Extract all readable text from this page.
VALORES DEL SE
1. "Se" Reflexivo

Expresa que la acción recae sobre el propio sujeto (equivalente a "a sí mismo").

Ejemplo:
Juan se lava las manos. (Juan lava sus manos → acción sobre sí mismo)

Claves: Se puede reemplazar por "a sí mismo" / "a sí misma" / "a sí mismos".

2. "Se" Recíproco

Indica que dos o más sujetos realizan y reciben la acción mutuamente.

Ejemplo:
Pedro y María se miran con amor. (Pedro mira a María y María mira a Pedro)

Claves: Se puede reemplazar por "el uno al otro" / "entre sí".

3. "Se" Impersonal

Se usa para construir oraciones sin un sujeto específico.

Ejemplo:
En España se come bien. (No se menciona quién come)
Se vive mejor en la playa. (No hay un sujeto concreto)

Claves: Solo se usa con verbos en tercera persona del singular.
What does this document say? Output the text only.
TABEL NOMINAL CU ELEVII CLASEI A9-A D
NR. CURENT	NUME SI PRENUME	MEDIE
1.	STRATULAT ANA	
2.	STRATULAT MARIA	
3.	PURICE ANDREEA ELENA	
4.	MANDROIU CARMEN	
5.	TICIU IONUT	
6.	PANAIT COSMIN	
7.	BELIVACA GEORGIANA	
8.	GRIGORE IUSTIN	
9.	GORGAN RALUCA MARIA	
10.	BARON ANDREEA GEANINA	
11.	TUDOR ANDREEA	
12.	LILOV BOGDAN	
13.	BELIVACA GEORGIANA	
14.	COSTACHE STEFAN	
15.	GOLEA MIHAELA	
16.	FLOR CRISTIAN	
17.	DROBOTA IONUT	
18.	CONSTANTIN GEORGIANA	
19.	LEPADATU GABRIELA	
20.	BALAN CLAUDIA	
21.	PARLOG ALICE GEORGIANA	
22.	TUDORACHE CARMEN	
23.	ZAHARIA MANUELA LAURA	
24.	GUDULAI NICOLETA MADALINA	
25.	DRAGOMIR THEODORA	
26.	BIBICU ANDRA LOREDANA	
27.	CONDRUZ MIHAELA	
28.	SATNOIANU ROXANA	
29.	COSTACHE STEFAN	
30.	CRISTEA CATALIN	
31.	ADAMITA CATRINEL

· · · · ·

Written request: Extract the full listing above without altering anything.

Result of this exercise:
Extract all readable text from this page.
VALORES DEL SE
1. "Se" Reflexivo

Expresa que la acción recae sobre el propio sujeto (equivalente a "a sí mismo").

Ejemplo:
Juan se lava las manos. (Juan lava sus manos → acción sobre sí mismo)

Claves: Se puede reemplazar por "a sí mismo" / "a sí misma" / "a sí mismos".

2. "Se" Recíproco

Indica que dos o más sujetos realizan y reciben la acción mutuamente.

Ejemplo:
Pedro y María se miran con amor. (Pedro mira a María y María mira a Pedro)

Claves: Se puede reemplazar por "el uno al otro" / "entre sí".

3. "Se" Impersonal

Se usa para construir oraciones sin un sujeto específico.

Ejemplo:
En España se come bien. (No se menciona quién come)
Se vive mejor en la playa. (No hay un sujeto concreto)

Claves: Solo se usa con verbos en tercera persona del singular.
What does this document say? Output the text only.
TABEL NOMINAL CU ELEVII CLASEI A9-A D
NR. CURENT	NUME SI PRENUME	MEDIE
1.	STRATULAT ANA	
2.	STRATULAT MARIA	
3.	PURICE ANDREEA ELENA	
4.	MANDROIU CARMEN	
5.	TICIU IONUT	
6.	PANAIT COSMIN	
7.	BELIVACA GEORGIANA	
8.	GRIGORE IUSTIN	
9.	GORGAN RALUCA MARIA	
10.	BARON ANDREEA GEANINA	
11.	TUDOR ANDREEA	
12.	LILOV BOGDAN	
13.	BELIVACA GEORGIANA	
14.	COSTACHE STEFAN	
15.	GOLEA MIHAELA	
16.	FLOR CRISTIAN	
17.	DROBOTA IONUT	
18.	CONSTANTIN GEORGIANA	
19.	LEPADATU GABRIELA	
20.	BALAN CLAUDIA	
21.	PARLOG ALICE GEORGIANA	
22.	TUDORACHE CARMEN	
23.	ZAHARIA MANUELA LAURA	
24.	GUDULAI NICOLETA MADALINA	
25.	DRAGOMIR THEODORA	
26.	BIBICU ANDRA LOREDANA	
27.	CONDRUZ MIHAELA	
28.	SATNOIANU ROXANA	
29.	COSTACHE STEFAN	
30.	CRISTEA CATALIN	
31.	ADAMITA CATRINEL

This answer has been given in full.